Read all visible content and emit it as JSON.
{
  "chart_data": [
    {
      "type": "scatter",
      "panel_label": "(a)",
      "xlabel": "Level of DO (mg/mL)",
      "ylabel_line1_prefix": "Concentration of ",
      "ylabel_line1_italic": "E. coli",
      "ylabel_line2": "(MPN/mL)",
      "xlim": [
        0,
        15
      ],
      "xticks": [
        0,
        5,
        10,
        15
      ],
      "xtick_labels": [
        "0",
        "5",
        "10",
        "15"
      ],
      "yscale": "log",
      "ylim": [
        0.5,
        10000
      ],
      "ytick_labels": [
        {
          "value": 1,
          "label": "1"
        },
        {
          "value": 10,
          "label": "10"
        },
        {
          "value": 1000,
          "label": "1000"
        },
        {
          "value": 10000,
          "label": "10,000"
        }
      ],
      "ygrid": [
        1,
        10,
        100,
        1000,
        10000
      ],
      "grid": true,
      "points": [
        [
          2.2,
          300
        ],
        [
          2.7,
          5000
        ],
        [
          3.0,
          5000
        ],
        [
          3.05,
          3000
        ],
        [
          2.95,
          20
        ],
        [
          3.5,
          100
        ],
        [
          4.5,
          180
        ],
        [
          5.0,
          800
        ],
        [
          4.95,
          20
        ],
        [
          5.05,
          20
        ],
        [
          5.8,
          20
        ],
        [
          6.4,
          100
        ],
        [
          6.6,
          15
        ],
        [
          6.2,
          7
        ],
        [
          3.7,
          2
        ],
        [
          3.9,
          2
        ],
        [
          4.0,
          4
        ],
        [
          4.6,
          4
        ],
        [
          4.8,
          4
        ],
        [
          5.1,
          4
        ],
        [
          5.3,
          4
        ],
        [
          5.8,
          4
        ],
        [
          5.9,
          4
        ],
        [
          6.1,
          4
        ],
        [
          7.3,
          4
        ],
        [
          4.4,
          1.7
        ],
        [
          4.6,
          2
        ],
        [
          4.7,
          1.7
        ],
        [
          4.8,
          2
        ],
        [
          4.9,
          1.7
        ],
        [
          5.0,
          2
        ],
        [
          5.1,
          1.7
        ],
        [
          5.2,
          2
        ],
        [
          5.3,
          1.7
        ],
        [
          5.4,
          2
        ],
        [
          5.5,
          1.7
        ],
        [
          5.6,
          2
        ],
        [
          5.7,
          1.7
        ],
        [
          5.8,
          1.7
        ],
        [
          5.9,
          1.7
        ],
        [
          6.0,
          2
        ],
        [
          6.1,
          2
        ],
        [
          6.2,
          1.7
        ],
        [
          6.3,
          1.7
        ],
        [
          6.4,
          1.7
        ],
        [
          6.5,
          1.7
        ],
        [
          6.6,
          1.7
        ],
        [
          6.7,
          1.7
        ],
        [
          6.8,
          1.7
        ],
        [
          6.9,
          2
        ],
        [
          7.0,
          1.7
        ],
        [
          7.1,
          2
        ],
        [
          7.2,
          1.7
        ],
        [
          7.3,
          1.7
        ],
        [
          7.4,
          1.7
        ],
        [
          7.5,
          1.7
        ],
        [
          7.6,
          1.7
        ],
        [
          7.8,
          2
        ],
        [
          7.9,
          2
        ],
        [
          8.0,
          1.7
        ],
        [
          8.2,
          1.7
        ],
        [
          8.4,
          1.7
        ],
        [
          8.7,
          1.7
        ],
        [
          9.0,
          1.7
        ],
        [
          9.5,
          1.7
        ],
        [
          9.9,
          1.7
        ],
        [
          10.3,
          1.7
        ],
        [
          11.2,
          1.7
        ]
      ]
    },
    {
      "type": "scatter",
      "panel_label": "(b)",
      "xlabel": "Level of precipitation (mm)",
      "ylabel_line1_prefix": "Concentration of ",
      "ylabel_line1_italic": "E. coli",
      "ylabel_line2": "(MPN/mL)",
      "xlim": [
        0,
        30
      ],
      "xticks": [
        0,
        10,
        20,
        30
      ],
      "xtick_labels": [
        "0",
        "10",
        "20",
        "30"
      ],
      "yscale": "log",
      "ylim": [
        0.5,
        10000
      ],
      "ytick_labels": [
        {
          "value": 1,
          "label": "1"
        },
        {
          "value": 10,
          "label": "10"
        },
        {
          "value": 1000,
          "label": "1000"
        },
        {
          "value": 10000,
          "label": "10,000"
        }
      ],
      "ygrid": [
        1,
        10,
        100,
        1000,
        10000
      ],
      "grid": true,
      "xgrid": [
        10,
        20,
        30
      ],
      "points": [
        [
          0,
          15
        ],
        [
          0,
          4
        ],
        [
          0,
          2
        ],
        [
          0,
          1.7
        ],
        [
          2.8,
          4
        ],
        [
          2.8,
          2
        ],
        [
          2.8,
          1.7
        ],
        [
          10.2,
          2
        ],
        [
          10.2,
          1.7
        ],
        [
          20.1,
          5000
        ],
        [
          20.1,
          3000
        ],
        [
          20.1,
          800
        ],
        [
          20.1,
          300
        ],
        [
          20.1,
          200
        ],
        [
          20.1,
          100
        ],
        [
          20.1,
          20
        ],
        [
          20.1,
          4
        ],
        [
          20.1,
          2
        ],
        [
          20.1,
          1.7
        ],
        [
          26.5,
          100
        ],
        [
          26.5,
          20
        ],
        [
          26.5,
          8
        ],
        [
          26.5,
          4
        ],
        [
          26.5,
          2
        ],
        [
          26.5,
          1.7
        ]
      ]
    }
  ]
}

..........

## Exercise
Return each line of the records above exactly as it reads.

## Answer for this exercise
Read all visible content and emit it as JSON.
{
  "chart_data": [
    {
      "type": "scatter",
      "panel_label": "(a)",
      "xlabel": "Level of DO (mg/mL)",
      "ylabel_line1_prefix": "Concentration of ",
      "ylabel_line1_italic": "E. coli",
      "ylabel_line2": "(MPN/mL)",
      "xlim": [
        0,
        15
      ],
      "xticks": [
        0,
        5,
        10,
        15
      ],
      "xtick_labels": [
        "0",
        "5",
        "10",
        "15"
      ],
      "yscale": "log",
      "ylim": [
        0.5,
        10000
      ],
      "ytick_labels": [
        {
          "value": 1,
          "label": "1"
        },
        {
          "value": 10,
          "label": "10"
        },
        {
          "value": 1000,
          "label": "1000"
        },
        {
          "value": 10000,
          "label": "10,000"
        }
      ],
      "ygrid": [
        1,
        10,
        100,
        1000,
        10000
      ],
      "grid": true,
      "points": [
        [
          2.2,
          300
        ],
        [
          2.7,
          5000
        ],
        [
          3.0,
          5000
        ],
        [
          3.05,
          3000
        ],
        [
          2.95,
          20
        ],
        [
          3.5,
          100
        ],
        [
          4.5,
          180
        ],
        [
          5.0,
          800
        ],
        [
          4.95,
          20
        ],
        [
          5.05,
          20
        ],
        [
          5.8,
          20
        ],
        [
          6.4,
          100
        ],
        [
          6.6,
          15
        ],
        [
          6.2,
          7
        ],
        [
          3.7,
          2
        ],
        [
          3.9,
          2
        ],
        [
          4.0,
          4
        ],
        [
          4.6,
          4
        ],
        [
          4.8,
          4
        ],
        [
          5.1,
          4
        ],
        [
          5.3,
          4
        ],
        [
          5.8,
          4
        ],
        [
          5.9,
          4
        ],
        [
          6.1,
          4
        ],
        [
          7.3,
          4
        ],
        [
          4.4,
          1.7
        ],
        [
          4.6,
          2
        ],
        [
          4.7,
          1.7
        ],
        [
          4.8,
          2
        ],
        [
          4.9,
          1.7
        ],
        [
          5.0,
          2
        ],
        [
          5.1,
          1.7
        ],
        [
          5.2,
          2
        ],
        [
          5.3,
          1.7
        ],
        [
          5.4,
          2
        ],
        [
          5.5,
          1.7
        ],
        [
          5.6,
          2
        ],
        [
          5.7,
          1.7
        ],
        [
          5.8,
          1.7
        ],
        [
          5.9,
          1.7
        ],
        [
          6.0,
          2
        ],
        [
          6.1,
          2
        ],
        [
          6.2,
          1.7
        ],
        [
          6.3,
          1.7
        ],
        [
          6.4,
          1.7
        ],
        [
          6.5,
          1.7
        ],
        [
          6.6,
          1.7
        ],
        [
          6.7,
          1.7
        ],
        [
          6.8,
          1.7
        ],
        [
          6.9,
          2
        ],
        [
          7.0,
          1.7
        ],
        [
          7.1,
          2
        ],
        [
          7.2,
          1.7
        ],
        [
          7.3,
          1.7
        ],
        [
          7.4,
          1.7
        ],
        [
          7.5,
          1.7
        ],
        [
          7.6,
          1.7
        ],
        [
          7.8,
          2
        ],
        [
          7.9,
          2
        ],
        [
          8.0,
          1.7
        ],
        [
          8.2,
          1.7
        ],
        [
          8.4,
          1.7
        ],
        [
          8.7,
          1.7
        ],
        [
          9.0,
          1.7
        ],
        [
          9.5,
          1.7
        ],
        [
          9.9,
          1.7
        ],
        [
          10.3,
          1.7
        ],
        [
          11.2,
          1.7
        ]
      ]
    },
    {
      "type": "scatter",
      "panel_label": "(b)",
      "xlabel": "Level of precipitation (mm)",
      "ylabel_line1_prefix": "Concentration of ",
      "ylabel_line1_italic": "E. coli",
      "ylabel_line2": "(MPN/mL)",
      "xlim": [
        0,
        30
      ],
      "xticks": [
        0,
        10,
        20,
        30
      ],
      "xtick_labels": [
        "0",
        "10",
        "20",
        "30"
      ],
      "yscale": "log",
      "ylim": [
        0.5,
        10000
      ],
      "ytick_labels": [
        {
          "value": 1,
          "label": "1"
        },
        {
          "value": 10,
          "label": "10"
        },
        {
          "value": 1000,
          "label": "1000"
        },
        {
          "value": 10000,
          "label": "10,000"
        }
      ],
      "ygrid": [
        1,
        10,
        100,
        1000,
        10000
      ],
      "grid": true,
      "xgrid": [
        10,
        20,
        30
      ],
      "points": [
        [
          0,
          15
        ],
        [
          0,
          4
        ],
        [
          0,
          2
        ],
        [
          0,
          1.7
        ],
        [
          2.8,
          4
        ],
        [
          2.8,
          2
        ],
        [
          2.8,
          1.7
        ],
        [
          10.2,
          2
        ],
        [
          10.2,
          1.7
        ],
        [
          20.1,
          5000
        ],
        [
          20.1,
          3000
        ],
        [
          20.1,
          800
        ],
        [
          20.1,
          300
        ],
        [
          20.1,
          200
        ],
        [
          20.1,
          100
        ],
        [
          20.1,
          20
        ],
        [
          20.1,
          4
        ],
        [
          20.1,
          2
        ],
        [
          20.1,
          1.7
        ],
        [
          26.5,
          100
        ],
        [
          26.5,
          20
        ],
        [
          26.5,
          8
        ],
        [
          26.5,
          4
        ],
        [
          26.5,
          2
        ],
        [
          26.5,
          1.7
        ]
      ]
    }
  ]
}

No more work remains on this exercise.